Check each line below for the word "Золошлаковые", and copy those that have it.

++++++

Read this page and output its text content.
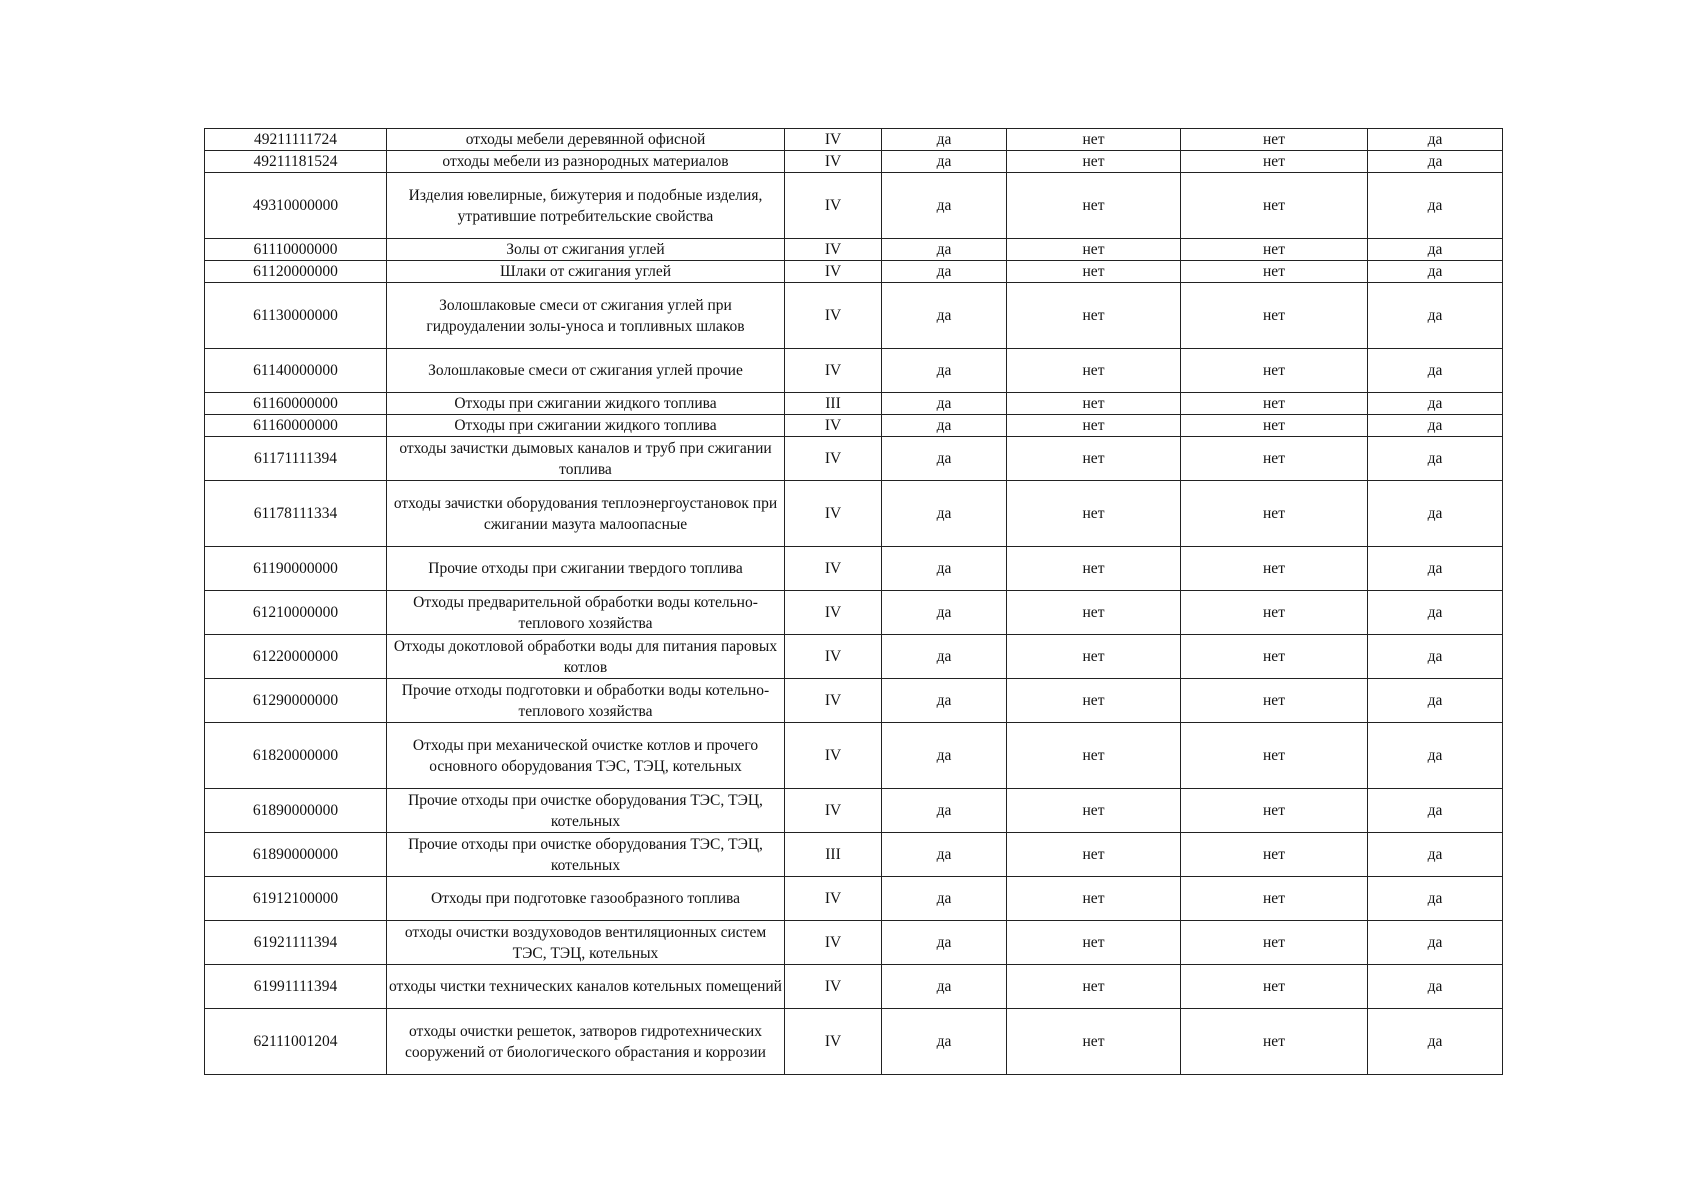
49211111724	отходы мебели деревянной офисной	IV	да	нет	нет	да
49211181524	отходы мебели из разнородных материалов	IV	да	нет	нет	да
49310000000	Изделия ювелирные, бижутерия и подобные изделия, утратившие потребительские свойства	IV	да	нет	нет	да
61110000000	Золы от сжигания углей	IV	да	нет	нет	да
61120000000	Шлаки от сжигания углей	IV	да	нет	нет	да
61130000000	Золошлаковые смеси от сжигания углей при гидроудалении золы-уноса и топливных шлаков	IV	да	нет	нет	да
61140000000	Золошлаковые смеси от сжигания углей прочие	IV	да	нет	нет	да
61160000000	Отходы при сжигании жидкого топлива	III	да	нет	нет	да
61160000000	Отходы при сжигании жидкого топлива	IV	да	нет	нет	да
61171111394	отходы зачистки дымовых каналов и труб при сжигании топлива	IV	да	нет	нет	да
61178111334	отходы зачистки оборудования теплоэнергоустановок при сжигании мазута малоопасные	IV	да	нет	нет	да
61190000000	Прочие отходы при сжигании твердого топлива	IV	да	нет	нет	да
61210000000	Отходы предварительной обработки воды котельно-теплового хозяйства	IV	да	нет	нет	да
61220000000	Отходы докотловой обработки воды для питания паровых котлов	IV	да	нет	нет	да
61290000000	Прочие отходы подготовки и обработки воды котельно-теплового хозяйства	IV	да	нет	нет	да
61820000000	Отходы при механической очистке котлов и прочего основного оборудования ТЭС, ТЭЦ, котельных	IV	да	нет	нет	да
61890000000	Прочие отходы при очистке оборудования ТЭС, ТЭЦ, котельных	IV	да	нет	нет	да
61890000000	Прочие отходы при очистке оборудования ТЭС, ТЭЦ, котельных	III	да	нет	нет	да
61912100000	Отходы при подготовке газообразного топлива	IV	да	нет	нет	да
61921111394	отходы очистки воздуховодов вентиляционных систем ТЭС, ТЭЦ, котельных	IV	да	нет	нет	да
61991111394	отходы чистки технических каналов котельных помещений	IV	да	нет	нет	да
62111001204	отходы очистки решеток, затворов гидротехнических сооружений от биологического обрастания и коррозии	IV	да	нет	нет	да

++++++

→ Expected answer:
61130000000	Золошлаковые смеси от сжигания углей при гидроудалении золы-уноса и топливных шлаков	IV	да	нет	нет	да
61140000000	Золошлаковые смеси от сжигания углей прочие	IV	да	нет	нет	да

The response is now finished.